• WHAT YOU NEED TO DO
Copy every line of the data in which the word "计算增长率为" occurs.

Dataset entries
------------------------
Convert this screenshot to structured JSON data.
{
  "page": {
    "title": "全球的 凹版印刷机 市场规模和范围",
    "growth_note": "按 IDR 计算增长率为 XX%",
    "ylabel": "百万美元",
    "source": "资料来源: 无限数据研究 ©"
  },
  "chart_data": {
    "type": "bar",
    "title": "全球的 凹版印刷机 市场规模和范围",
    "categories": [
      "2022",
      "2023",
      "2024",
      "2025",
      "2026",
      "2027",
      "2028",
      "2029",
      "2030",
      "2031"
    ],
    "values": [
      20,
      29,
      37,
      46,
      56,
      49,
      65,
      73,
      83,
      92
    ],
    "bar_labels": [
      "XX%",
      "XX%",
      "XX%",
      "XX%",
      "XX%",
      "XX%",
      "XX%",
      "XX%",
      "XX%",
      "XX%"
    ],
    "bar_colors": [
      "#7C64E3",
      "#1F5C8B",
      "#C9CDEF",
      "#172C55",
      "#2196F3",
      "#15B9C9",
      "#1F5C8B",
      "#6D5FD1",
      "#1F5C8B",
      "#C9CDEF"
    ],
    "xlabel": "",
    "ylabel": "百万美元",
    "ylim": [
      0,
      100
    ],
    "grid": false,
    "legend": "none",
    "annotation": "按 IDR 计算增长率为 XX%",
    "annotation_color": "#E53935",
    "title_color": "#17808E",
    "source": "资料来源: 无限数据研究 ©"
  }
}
------------------------
• SOLVED PROBLEM
    "growth_note": "按 IDR 计算增长率为 XX%",
    "annotation": "按 IDR 计算增长率为 XX%",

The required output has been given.